[SHORT PROBLEM]
State how many lines contain the string "have", and write nothing else.

[DATASET EXTRACT]
-- BEGIN --

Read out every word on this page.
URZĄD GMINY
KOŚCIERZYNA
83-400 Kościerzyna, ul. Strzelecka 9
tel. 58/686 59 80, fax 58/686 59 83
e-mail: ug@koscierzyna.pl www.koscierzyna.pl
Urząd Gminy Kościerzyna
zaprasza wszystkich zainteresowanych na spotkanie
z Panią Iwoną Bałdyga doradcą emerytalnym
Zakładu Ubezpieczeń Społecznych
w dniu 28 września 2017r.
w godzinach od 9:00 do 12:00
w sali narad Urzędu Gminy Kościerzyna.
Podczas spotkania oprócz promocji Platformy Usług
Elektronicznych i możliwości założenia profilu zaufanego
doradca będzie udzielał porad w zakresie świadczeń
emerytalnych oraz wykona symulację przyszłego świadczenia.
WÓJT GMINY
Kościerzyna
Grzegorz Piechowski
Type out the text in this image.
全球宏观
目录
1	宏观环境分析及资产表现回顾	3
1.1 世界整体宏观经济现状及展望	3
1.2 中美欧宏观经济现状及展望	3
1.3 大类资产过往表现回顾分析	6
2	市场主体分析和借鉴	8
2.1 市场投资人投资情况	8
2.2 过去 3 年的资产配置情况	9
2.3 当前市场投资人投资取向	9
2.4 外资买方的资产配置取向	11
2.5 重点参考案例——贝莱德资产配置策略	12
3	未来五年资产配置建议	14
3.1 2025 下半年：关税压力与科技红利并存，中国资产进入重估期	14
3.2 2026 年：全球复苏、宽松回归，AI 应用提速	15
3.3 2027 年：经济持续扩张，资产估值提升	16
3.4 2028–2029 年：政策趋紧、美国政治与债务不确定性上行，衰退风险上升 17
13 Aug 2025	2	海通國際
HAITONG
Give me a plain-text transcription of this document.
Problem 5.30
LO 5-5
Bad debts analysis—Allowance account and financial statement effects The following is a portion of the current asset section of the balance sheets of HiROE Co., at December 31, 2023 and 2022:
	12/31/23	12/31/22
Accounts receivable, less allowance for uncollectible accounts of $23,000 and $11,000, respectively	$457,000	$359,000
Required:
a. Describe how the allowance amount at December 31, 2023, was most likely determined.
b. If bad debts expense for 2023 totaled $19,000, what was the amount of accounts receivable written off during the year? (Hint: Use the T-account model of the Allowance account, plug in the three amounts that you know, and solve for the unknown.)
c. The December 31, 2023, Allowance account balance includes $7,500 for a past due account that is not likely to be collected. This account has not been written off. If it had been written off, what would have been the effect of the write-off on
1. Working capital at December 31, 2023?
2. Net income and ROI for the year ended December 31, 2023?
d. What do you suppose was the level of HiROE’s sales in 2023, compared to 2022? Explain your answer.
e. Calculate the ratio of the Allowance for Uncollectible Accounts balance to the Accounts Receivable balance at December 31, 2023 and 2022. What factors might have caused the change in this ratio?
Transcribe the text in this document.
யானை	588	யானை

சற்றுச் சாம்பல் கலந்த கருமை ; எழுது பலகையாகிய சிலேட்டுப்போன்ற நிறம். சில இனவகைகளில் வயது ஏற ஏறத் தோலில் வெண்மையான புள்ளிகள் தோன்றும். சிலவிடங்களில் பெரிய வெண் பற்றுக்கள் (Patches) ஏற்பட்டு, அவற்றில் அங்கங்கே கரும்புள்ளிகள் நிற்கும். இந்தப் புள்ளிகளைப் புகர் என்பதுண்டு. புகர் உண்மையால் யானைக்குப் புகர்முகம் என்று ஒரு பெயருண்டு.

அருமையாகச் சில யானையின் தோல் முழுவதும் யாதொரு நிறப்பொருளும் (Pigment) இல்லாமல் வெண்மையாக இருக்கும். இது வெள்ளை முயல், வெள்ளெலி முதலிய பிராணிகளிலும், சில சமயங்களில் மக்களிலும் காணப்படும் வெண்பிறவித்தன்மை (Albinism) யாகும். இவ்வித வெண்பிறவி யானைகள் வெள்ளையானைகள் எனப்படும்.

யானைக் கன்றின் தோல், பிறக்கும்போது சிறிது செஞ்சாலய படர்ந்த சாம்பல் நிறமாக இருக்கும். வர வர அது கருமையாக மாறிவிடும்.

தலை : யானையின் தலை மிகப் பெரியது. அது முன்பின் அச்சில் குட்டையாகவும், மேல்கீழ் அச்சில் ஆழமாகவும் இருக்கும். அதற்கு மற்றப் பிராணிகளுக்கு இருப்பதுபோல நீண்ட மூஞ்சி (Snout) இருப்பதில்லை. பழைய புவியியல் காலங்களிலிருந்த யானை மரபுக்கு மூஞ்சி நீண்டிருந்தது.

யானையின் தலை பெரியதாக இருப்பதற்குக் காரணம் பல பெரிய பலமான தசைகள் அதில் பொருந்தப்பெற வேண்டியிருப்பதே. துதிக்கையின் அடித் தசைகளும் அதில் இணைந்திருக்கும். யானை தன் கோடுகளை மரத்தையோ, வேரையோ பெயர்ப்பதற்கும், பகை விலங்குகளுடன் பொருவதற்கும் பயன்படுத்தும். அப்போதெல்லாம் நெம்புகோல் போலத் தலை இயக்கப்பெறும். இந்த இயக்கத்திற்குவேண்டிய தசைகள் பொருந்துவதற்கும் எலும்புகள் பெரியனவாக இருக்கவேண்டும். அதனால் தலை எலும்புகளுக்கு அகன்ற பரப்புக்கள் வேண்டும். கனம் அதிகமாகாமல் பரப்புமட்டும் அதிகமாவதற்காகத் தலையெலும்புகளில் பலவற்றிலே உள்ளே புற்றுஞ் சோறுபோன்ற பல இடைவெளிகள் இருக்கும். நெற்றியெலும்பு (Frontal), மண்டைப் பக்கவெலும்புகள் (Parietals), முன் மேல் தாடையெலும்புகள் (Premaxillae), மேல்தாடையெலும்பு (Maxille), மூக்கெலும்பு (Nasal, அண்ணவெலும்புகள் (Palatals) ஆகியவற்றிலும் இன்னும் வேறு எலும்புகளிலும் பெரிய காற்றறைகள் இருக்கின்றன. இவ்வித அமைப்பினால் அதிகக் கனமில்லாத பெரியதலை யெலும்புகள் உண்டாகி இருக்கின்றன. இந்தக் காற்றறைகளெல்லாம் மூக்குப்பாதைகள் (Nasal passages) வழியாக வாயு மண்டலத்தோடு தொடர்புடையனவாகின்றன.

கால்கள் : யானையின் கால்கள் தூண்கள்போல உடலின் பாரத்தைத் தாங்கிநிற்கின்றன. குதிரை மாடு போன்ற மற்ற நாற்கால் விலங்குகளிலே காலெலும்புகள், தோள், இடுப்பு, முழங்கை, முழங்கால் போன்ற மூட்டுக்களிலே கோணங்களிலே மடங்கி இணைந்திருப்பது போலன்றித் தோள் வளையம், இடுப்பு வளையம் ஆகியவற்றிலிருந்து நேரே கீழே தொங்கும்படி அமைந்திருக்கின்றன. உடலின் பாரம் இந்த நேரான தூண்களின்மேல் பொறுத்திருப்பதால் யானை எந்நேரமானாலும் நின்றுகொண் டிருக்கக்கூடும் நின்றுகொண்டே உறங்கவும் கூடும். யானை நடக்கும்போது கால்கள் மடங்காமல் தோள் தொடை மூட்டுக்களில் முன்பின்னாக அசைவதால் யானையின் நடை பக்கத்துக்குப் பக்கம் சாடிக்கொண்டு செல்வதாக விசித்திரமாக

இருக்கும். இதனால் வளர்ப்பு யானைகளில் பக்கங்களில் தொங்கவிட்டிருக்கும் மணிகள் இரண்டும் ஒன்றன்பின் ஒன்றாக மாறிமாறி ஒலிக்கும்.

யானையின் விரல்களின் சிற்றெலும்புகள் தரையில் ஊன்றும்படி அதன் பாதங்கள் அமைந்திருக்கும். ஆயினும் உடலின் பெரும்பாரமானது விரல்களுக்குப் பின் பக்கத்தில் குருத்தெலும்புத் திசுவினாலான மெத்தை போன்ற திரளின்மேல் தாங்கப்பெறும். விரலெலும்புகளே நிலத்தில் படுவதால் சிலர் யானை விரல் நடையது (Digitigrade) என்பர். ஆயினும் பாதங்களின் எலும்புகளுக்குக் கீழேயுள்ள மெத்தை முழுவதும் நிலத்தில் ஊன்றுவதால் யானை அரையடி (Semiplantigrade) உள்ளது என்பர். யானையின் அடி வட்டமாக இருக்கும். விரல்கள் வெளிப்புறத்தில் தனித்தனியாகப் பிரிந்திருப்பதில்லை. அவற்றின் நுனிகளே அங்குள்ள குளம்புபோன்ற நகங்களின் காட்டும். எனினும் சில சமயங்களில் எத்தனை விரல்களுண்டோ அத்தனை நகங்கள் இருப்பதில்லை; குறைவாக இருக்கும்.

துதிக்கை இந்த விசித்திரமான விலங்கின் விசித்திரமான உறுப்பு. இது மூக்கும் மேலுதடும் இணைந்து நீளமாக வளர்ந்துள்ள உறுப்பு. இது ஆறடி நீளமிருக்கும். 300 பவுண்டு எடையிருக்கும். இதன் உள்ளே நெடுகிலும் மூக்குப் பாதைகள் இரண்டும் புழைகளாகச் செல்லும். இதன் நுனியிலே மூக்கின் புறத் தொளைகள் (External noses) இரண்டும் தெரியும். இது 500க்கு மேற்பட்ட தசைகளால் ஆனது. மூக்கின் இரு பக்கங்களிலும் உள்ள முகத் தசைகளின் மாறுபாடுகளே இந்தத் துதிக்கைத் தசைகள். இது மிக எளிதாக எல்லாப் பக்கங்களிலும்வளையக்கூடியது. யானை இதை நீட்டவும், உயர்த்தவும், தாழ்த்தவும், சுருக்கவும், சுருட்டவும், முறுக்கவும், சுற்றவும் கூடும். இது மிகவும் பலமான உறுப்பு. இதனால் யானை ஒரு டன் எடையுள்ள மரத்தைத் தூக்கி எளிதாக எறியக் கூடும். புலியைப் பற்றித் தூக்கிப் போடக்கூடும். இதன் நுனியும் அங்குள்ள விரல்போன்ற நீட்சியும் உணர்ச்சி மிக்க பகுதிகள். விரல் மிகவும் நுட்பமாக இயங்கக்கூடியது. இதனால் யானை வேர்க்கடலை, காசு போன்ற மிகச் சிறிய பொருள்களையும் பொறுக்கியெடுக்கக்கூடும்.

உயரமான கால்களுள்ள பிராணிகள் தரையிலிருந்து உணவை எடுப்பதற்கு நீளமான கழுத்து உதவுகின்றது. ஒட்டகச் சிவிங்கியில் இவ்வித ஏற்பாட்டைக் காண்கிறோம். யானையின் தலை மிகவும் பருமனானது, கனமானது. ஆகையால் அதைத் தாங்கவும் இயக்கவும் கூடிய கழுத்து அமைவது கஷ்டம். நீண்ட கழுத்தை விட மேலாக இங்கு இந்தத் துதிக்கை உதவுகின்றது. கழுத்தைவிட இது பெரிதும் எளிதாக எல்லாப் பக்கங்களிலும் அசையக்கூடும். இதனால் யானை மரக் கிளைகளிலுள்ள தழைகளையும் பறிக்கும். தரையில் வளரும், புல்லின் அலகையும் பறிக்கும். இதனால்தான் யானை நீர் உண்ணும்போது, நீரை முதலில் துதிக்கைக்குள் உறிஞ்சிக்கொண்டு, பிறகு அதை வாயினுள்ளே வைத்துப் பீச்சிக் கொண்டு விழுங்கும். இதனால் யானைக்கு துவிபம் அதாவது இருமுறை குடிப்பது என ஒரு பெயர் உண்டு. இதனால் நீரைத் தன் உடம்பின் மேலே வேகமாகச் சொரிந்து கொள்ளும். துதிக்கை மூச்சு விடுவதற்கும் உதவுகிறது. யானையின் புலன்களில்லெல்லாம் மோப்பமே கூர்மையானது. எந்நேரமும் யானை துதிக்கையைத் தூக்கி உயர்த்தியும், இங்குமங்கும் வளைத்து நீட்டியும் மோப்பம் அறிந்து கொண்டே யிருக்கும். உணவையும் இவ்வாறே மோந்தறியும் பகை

-- END --

[OUTPUT]
2